[Start Input]

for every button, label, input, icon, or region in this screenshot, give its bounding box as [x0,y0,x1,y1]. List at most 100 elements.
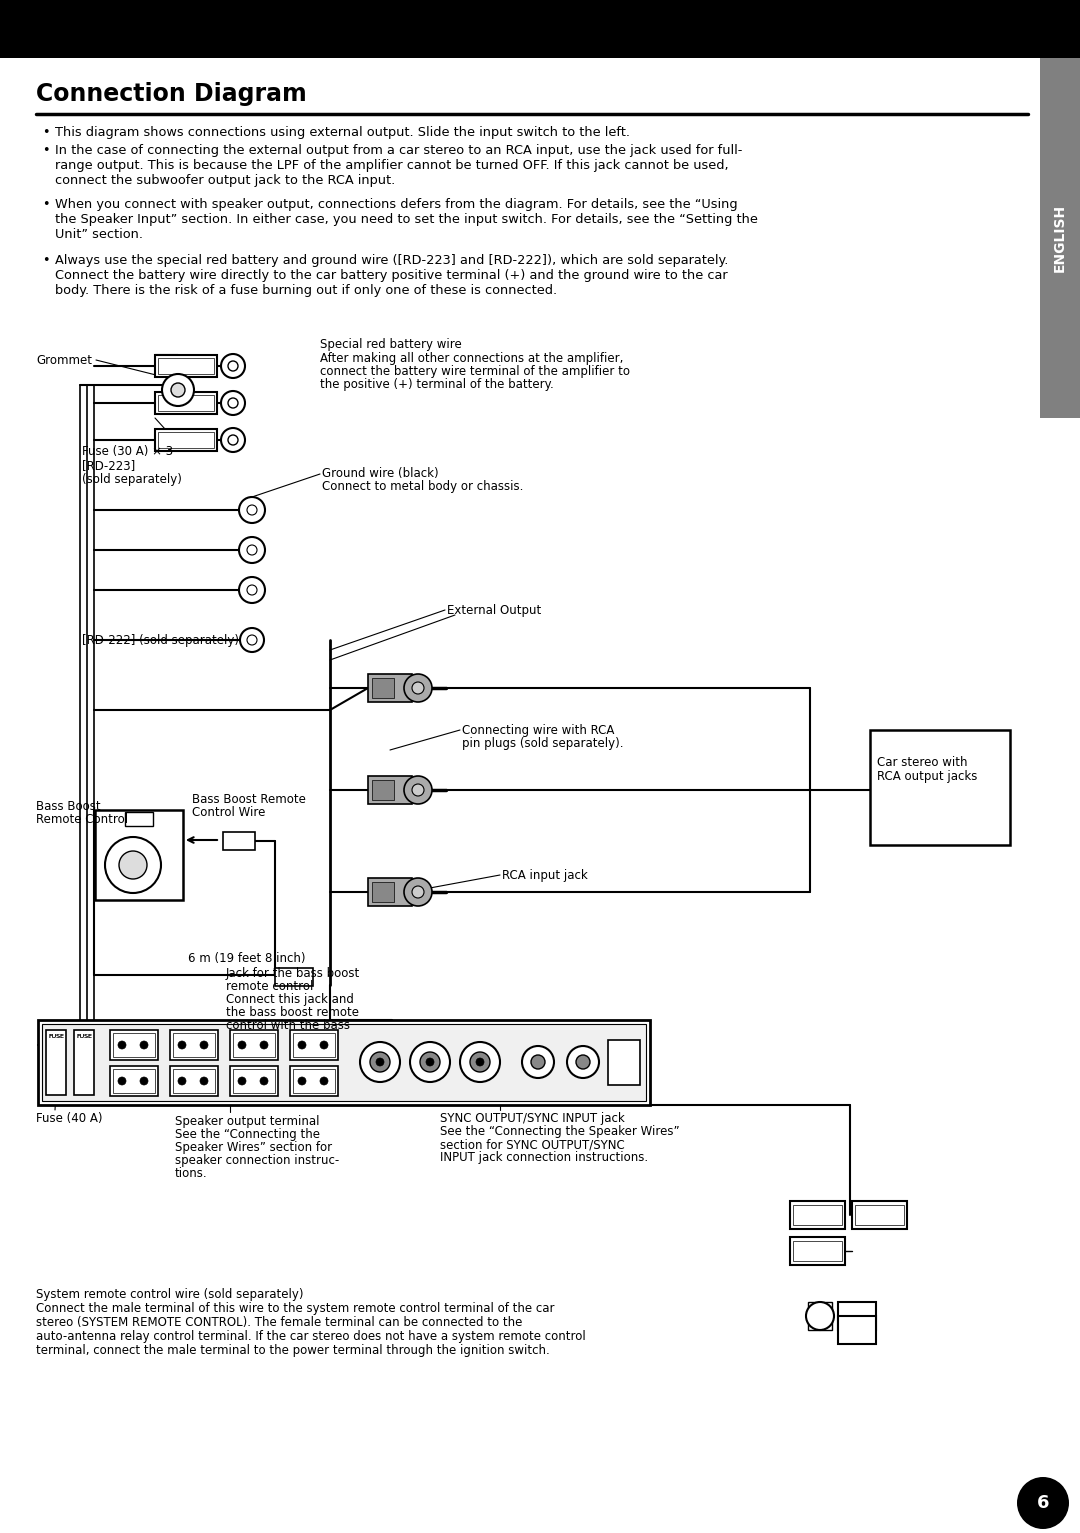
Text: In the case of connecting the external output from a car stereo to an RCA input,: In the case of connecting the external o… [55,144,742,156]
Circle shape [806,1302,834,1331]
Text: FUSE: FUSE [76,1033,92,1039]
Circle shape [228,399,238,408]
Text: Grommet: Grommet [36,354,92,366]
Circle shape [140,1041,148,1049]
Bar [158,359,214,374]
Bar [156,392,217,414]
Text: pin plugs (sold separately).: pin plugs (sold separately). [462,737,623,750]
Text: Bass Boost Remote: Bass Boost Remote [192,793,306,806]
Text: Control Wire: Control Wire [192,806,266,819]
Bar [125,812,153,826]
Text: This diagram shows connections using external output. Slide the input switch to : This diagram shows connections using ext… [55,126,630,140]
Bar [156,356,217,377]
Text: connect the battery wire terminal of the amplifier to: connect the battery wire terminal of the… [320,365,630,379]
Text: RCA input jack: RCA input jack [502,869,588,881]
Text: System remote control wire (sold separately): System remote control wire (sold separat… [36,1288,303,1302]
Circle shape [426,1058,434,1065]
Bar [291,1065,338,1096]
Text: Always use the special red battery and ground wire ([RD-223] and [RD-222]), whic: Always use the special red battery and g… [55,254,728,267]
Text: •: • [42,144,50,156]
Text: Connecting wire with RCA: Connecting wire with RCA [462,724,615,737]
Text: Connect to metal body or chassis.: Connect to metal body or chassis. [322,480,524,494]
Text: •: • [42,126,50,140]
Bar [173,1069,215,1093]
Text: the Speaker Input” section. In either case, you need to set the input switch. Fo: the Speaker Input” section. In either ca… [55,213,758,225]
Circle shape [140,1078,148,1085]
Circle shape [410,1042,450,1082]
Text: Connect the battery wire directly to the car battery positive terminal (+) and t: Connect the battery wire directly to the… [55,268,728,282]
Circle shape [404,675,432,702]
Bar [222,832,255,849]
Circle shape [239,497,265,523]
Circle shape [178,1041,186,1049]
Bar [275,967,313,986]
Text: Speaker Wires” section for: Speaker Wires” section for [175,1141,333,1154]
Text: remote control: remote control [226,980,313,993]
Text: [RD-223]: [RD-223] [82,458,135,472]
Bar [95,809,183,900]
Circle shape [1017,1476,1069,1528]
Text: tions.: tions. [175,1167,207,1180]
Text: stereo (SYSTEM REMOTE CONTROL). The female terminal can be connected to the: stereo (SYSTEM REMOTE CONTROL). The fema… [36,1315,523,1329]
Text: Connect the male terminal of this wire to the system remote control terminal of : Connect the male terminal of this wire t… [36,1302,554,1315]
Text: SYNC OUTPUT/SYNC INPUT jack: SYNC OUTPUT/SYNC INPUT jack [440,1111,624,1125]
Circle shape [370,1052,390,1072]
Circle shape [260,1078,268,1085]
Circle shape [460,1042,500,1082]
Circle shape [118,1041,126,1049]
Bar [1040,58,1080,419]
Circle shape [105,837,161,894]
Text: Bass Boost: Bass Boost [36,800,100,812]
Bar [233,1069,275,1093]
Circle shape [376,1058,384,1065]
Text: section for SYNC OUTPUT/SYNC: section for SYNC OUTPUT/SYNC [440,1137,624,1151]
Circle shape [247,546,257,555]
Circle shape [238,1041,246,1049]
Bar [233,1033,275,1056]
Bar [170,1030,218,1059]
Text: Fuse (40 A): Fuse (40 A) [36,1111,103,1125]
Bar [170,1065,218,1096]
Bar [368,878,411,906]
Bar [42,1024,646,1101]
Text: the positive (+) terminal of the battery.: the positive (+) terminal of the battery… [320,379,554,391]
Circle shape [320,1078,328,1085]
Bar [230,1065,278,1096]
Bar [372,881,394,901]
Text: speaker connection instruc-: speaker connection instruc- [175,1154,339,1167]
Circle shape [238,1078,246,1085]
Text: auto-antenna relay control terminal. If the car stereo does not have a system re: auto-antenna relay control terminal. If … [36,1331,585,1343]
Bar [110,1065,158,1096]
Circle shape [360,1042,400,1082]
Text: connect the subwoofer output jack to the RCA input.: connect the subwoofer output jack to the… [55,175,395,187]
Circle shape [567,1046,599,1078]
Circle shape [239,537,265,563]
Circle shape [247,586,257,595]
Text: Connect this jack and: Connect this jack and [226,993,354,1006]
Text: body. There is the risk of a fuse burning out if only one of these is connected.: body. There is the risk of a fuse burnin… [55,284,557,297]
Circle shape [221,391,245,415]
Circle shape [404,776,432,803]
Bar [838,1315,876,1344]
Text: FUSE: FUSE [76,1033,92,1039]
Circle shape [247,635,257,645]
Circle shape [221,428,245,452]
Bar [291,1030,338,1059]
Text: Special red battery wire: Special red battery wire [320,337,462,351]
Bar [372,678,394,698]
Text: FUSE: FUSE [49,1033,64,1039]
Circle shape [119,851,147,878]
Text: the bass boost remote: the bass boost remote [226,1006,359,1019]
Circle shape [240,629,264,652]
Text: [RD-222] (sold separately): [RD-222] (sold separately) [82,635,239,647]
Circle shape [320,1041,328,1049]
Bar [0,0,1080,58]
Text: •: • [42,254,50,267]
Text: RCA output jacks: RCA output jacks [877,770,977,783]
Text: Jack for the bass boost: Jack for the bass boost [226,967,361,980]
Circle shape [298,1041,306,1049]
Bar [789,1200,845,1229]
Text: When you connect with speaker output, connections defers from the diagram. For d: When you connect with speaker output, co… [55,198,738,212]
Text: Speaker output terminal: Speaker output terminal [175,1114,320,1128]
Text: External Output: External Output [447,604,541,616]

[End Input]
[Start Input]

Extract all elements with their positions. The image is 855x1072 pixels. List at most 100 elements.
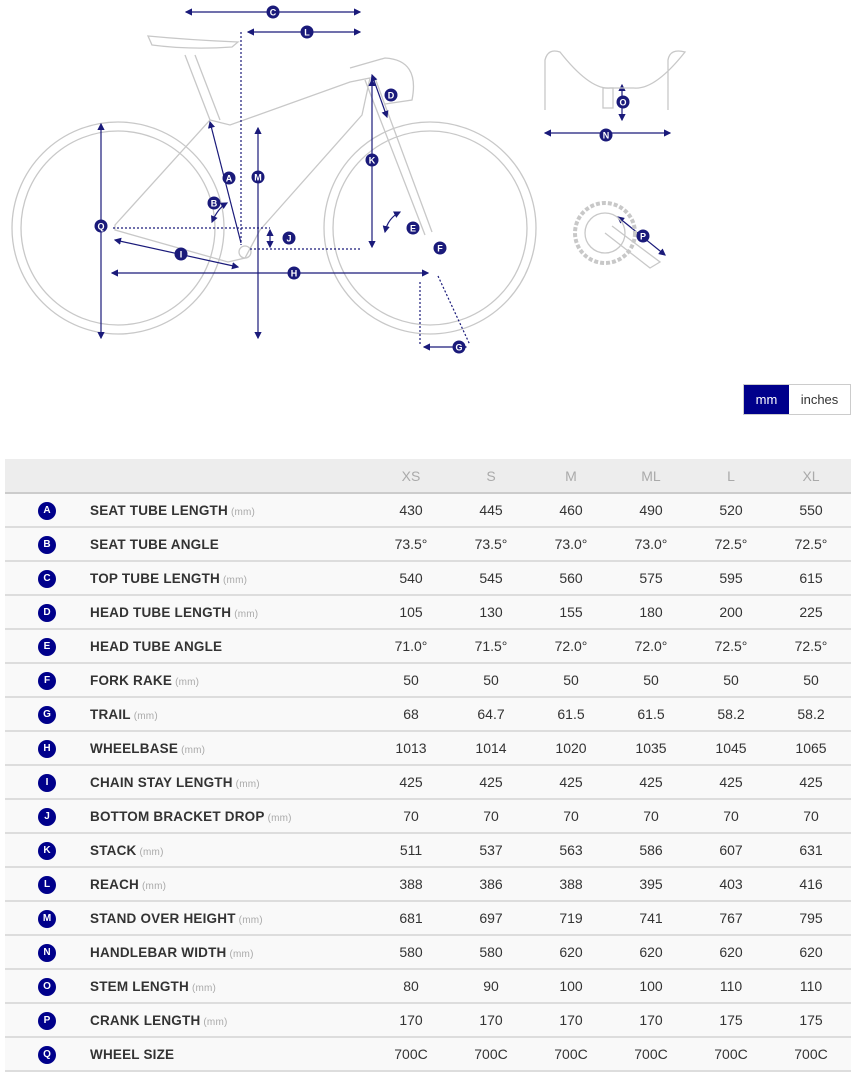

[End Input]
[Start Input]

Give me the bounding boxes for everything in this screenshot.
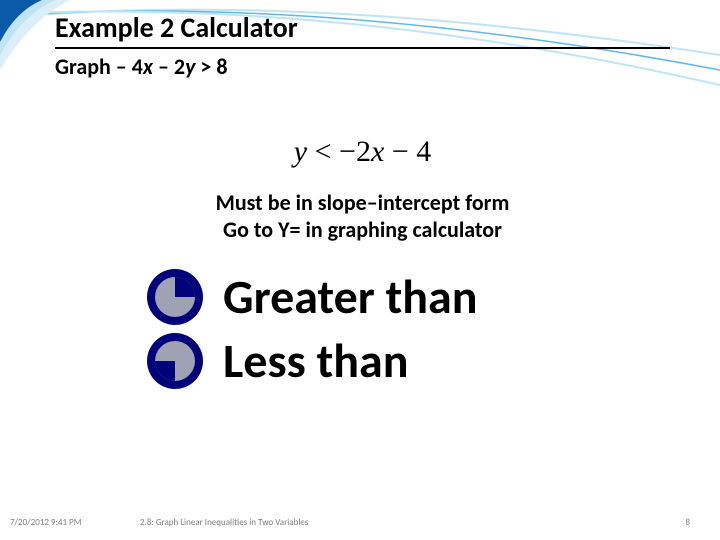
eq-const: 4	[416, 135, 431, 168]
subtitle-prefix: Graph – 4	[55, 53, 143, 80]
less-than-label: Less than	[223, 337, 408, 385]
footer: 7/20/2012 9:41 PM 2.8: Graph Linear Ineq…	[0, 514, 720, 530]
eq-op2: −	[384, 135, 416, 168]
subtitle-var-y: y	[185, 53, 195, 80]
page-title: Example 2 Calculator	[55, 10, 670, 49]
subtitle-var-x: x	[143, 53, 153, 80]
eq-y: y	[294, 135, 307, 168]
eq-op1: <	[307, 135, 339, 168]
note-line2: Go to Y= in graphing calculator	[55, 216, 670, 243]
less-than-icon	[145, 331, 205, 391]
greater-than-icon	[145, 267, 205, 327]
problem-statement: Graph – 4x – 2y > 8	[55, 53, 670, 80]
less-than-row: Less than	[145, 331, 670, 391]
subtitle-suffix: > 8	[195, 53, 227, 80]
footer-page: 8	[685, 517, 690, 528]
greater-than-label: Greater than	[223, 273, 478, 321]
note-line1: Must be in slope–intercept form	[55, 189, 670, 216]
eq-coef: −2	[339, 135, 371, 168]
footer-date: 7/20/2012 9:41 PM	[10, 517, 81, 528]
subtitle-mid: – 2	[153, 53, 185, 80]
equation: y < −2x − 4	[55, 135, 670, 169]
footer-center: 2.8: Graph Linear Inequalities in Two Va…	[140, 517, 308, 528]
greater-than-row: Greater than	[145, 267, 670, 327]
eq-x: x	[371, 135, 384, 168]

[End Input]

> _Stated exercise_
Put the lines from the line containing "for every button, label, input, icon, or" up to and including the line containing "Text: Connect to" into a two-column CSV with the headers instruction and response, one row per instruction and the lines that answer it. Enclose each field in quotation marks, replace line breaks with spaces, and omit the pictures.

> _Complete answer_
instruction,response
"for every button, label, input, icon, or region in this screenshot, give its bounding box as [x0,y0,x1,y1]. List at most 100 elements.","Text: In the case of connecting the external output from a car stereo to an RCA input,: In the case of connecting the external o… [55,144,742,156] Circle shape [806,1302,834,1331] Text: FUSE: FUSE [76,1033,92,1039] Circle shape [228,399,238,408] Text: Grommet: Grommet [36,354,92,366] Circle shape [140,1041,148,1049] Bar [158,359,214,374] Bar [156,392,217,414] Text: pin plugs (sold separately).: pin plugs (sold separately). [462,737,623,750] Text: Bass Boost Remote: Bass Boost Remote [192,793,306,806] Text: Control Wire: Control Wire [192,806,266,819] Bar [125,812,153,826] Text: This diagram shows connections using external output. Slide the input switch to : This diagram shows connections using ext… [55,126,630,140] Bar [156,356,217,377] Text: connect the battery wire terminal of the amplifier to: connect the battery wire terminal of the… [320,365,630,379] Text: RCA input jack: RCA input jack [502,869,588,881] Text: System remote control wire (sold separately): System remote control wire (sold separat… [36,1288,303,1302] Circle shape [426,1058,434,1065] Bar [291,1065,338,1096] Text: Always use the special red battery and ground wire ([RD-223] and [RD-222]), whic: Always use the special red battery and g… [55,254,728,267] Text: •: • [42,144,50,156] Text: Connecting wire with RCA: Connecting wire with RCA [462,724,615,737] Text: Connect to metal body or chassis.: Connect to metal body or chassis. [322,480,524,494]"